* Given problem *
Your task is to restate the data word for word.

═══ Recorded data

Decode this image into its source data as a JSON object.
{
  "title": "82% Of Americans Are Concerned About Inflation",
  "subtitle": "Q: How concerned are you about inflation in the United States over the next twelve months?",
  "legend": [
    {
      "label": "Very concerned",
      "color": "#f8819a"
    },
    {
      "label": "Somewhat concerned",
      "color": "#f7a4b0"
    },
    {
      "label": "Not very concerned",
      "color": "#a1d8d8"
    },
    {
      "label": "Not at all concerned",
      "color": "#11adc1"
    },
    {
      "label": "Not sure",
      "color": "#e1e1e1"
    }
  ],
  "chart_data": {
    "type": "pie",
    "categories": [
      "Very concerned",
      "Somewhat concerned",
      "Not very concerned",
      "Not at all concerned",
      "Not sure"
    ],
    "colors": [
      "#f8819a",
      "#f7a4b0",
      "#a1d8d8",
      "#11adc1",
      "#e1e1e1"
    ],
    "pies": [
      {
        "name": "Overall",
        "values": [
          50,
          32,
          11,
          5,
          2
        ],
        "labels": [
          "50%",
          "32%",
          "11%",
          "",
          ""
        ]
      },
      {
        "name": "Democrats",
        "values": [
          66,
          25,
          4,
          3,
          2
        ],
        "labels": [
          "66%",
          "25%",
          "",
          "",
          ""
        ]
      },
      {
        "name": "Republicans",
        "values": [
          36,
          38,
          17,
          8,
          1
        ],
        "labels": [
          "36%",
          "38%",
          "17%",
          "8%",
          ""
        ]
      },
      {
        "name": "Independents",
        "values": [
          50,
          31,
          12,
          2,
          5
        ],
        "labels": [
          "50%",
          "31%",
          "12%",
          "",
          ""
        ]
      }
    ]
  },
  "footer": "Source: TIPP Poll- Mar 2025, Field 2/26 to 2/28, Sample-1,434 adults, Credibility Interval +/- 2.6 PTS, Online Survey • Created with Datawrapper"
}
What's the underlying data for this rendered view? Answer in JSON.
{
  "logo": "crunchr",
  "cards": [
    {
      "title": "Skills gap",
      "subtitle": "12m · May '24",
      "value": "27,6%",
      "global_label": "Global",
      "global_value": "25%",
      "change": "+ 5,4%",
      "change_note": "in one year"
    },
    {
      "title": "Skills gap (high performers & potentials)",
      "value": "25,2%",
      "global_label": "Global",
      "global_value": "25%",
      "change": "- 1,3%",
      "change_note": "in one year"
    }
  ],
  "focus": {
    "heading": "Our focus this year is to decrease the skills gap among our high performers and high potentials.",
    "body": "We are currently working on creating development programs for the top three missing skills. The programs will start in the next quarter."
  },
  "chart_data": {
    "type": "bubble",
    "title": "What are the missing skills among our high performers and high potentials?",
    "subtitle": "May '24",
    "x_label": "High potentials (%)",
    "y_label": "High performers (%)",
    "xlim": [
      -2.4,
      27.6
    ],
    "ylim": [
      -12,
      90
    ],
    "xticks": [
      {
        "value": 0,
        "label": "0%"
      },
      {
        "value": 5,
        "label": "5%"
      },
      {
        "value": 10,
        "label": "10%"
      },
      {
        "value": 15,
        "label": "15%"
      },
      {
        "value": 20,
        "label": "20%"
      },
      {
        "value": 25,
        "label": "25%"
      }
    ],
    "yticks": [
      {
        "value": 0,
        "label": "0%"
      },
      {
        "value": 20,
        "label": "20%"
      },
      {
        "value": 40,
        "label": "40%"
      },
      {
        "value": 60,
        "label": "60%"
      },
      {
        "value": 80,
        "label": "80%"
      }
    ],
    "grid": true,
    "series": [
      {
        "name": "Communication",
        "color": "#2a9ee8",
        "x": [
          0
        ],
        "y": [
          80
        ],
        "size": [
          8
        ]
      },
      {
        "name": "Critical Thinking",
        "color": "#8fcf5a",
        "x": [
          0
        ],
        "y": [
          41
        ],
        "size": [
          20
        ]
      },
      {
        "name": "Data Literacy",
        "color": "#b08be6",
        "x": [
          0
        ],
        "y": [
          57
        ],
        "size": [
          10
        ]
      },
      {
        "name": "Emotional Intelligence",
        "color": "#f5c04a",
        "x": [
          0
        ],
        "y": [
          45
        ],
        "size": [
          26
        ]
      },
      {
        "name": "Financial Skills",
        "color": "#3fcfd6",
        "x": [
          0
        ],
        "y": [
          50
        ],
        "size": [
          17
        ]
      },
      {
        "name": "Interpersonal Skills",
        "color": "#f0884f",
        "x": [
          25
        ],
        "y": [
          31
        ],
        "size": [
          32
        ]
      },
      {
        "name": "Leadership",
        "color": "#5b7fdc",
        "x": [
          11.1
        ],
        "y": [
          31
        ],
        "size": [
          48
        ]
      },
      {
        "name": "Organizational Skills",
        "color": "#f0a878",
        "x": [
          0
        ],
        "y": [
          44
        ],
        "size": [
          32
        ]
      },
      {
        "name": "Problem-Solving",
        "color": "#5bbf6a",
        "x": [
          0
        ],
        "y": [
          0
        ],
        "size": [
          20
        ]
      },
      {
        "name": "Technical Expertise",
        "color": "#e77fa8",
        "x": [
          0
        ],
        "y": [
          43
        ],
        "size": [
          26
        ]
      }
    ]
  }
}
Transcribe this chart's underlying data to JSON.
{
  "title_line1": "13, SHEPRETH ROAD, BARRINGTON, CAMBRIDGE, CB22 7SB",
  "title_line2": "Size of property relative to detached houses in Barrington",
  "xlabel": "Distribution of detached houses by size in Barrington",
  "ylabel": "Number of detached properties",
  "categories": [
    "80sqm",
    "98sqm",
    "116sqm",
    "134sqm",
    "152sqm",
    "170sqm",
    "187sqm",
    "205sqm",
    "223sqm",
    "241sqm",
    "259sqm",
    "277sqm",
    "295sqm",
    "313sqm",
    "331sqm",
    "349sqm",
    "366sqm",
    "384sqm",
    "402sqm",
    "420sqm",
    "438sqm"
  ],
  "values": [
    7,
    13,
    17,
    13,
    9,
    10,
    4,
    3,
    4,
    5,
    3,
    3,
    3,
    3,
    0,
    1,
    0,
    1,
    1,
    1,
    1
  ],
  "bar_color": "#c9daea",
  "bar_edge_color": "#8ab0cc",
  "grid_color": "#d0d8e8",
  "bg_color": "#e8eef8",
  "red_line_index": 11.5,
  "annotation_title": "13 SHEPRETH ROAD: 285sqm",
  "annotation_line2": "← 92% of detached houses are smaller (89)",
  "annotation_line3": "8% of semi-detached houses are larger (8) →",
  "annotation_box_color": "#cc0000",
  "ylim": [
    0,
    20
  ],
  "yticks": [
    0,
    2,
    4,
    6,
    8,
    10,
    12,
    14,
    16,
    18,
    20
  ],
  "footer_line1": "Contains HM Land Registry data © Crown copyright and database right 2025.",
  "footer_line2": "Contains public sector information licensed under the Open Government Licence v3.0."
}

══════

* Solution to the exercise *
Decode this image into its source data as a JSON object.
{
  "title": "82% Of Americans Are Concerned About Inflation",
  "subtitle": "Q: How concerned are you about inflation in the United States over the next twelve months?",
  "legend": [
    {
      "label": "Very concerned",
      "color": "#f8819a"
    },
    {
      "label": "Somewhat concerned",
      "color": "#f7a4b0"
    },
    {
      "label": "Not very concerned",
      "color": "#a1d8d8"
    },
    {
      "label": "Not at all concerned",
      "color": "#11adc1"
    },
    {
      "label": "Not sure",
      "color": "#e1e1e1"
    }
  ],
  "chart_data": {
    "type": "pie",
    "categories": [
      "Very concerned",
      "Somewhat concerned",
      "Not very concerned",
      "Not at all concerned",
      "Not sure"
    ],
    "colors": [
      "#f8819a",
      "#f7a4b0",
      "#a1d8d8",
      "#11adc1",
      "#e1e1e1"
    ],
    "pies": [
      {
        "name": "Overall",
        "values": [
          50,
          32,
          11,
          5,
          2
        ],
        "labels": [
          "50%",
          "32%",
          "11%",
          "",
          ""
        ]
      },
      {
        "name": "Democrats",
        "values": [
          66,
          25,
          4,
          3,
          2
        ],
        "labels": [
          "66%",
          "25%",
          "",
          "",
          ""
        ]
      },
      {
        "name": "Republicans",
        "values": [
          36,
          38,
          17,
          8,
          1
        ],
        "labels": [
          "36%",
          "38%",
          "17%",
          "8%",
          ""
        ]
      },
      {
        "name": "Independents",
        "values": [
          50,
          31,
          12,
          2,
          5
        ],
        "labels": [
          "50%",
          "31%",
          "12%",
          "",
          ""
        ]
      }
    ]
  },
  "footer": "Source: TIPP Poll- Mar 2025, Field 2/26 to 2/28, Sample-1,434 adults, Credibility Interval +/- 2.6 PTS, Online Survey • Created with Datawrapper"
}
What's the underlying data for this rendered view? Answer in JSON.
{
  "logo": "crunchr",
  "cards": [
    {
      "title": "Skills gap",
      "subtitle": "12m · May '24",
      "value": "27,6%",
      "global_label": "Global",
      "global_value": "25%",
      "change": "+ 5,4%",
      "change_note": "in one year"
    },
    {
      "title": "Skills gap (high performers & potentials)",
      "value": "25,2%",
      "global_label": "Global",
      "global_value": "25%",
      "change": "- 1,3%",
      "change_note": "in one year"
    }
  ],
  "focus": {
    "heading": "Our focus this year is to decrease the skills gap among our high performers and high potentials.",
    "body": "We are currently working on creating development programs for the top three missing skills. The programs will start in the next quarter."
  },
  "chart_data": {
    "type": "bubble",
    "title": "What are the missing skills among our high performers and high potentials?",
    "subtitle": "May '24",
    "x_label": "High potentials (%)",
    "y_label": "High performers (%)",
    "xlim": [
      -2.4,
      27.6
    ],
    "ylim": [
      -12,
      90
    ],
    "xticks": [
      {
        "value": 0,
        "label": "0%"
      },
      {
        "value": 5,
        "label": "5%"
      },
      {
        "value": 10,
        "label": "10%"
      },
      {
        "value": 15,
        "label": "15%"
      },
      {
        "value": 20,
        "label": "20%"
      },
      {
        "value": 25,
        "label": "25%"
      }
    ],
    "yticks": [
      {
        "value": 0,
        "label": "0%"
      },
      {
        "value": 20,
        "label": "20%"
      },
      {
        "value": 40,
        "label": "40%"
      },
      {
        "value": 60,
        "label": "60%"
      },
      {
        "value": 80,
        "label": "80%"
      }
    ],
    "grid": true,
    "series": [
      {
        "name": "Communication",
        "color": "#2a9ee8",
        "x": [
          0
        ],
        "y": [
          80
        ],
        "size": [
          8
        ]
      },
      {
        "name": "Critical Thinking",
        "color": "#8fcf5a",
        "x": [
          0
        ],
        "y": [
          41
        ],
        "size": [
          20
        ]
      },
      {
        "name": "Data Literacy",
        "color": "#b08be6",
        "x": [
          0
        ],
        "y": [
          57
        ],
        "size": [
          10
        ]
      },
      {
        "name": "Emotional Intelligence",
        "color": "#f5c04a",
        "x": [
          0
        ],
        "y": [
          45
        ],
        "size": [
          26
        ]
      },
      {
        "name": "Financial Skills",
        "color": "#3fcfd6",
        "x": [
          0
        ],
        "y": [
          50
        ],
        "size": [
          17
        ]
      },
      {
        "name": "Interpersonal Skills",
        "color": "#f0884f",
        "x": [
          25
        ],
        "y": [
          31
        ],
        "size": [
          32
        ]
      },
      {
        "name": "Leadership",
        "color": "#5b7fdc",
        "x": [
          11.1
        ],
        "y": [
          31
        ],
        "size": [
          48
        ]
      },
      {
        "name": "Organizational Skills",
        "color": "#f0a878",
        "x": [
          0
        ],
        "y": [
          44
        ],
        "size": [
          32
        ]
      },
      {
        "name": "Problem-Solving",
        "color": "#5bbf6a",
        "x": [
          0
        ],
        "y": [
          0
        ],
        "size": [
          20
        ]
      },
      {
        "name": "Technical Expertise",
        "color": "#e77fa8",
        "x": [
          0
        ],
        "y": [
          43
        ],
        "size": [
          26
        ]
      }
    ]
  }
}
Transcribe this chart's underlying data to JSON.
{
  "title_line1": "13, SHEPRETH ROAD, BARRINGTON, CAMBRIDGE, CB22 7SB",
  "title_line2": "Size of property relative to detached houses in Barrington",
  "xlabel": "Distribution of detached houses by size in Barrington",
  "ylabel": "Number of detached properties",
  "categories": [
    "80sqm",
    "98sqm",
    "116sqm",
    "134sqm",
    "152sqm",
    "170sqm",
    "187sqm",
    "205sqm",
    "223sqm",
    "241sqm",
    "259sqm",
    "277sqm",
    "295sqm",
    "313sqm",
    "331sqm",
    "349sqm",
    "366sqm",
    "384sqm",
    "402sqm",
    "420sqm",
    "438sqm"
  ],
  "values": [
    7,
    13,
    17,
    13,
    9,
    10,
    4,
    3,
    4,
    5,
    3,
    3,
    3,
    3,
    0,
    1,
    0,
    1,
    1,
    1,
    1
  ],
  "bar_color": "#c9daea",
  "bar_edge_color": "#8ab0cc",
  "grid_color": "#d0d8e8",
  "bg_color": "#e8eef8",
  "red_line_index": 11.5,
  "annotation_title": "13 SHEPRETH ROAD: 285sqm",
  "annotation_line2": "← 92% of detached houses are smaller (89)",
  "annotation_line3": "8% of semi-detached houses are larger (8) →",
  "annotation_box_color": "#cc0000",
  "ylim": [
    0,
    20
  ],
  "yticks": [
    0,
    2,
    4,
    6,
    8,
    10,
    12,
    14,
    16,
    18,
    20
  ],
  "footer_line1": "Contains HM Land Registry data © Crown copyright and database right 2025.",
  "footer_line2": "Contains public sector information licensed under the Open Government Licence v3.0."
}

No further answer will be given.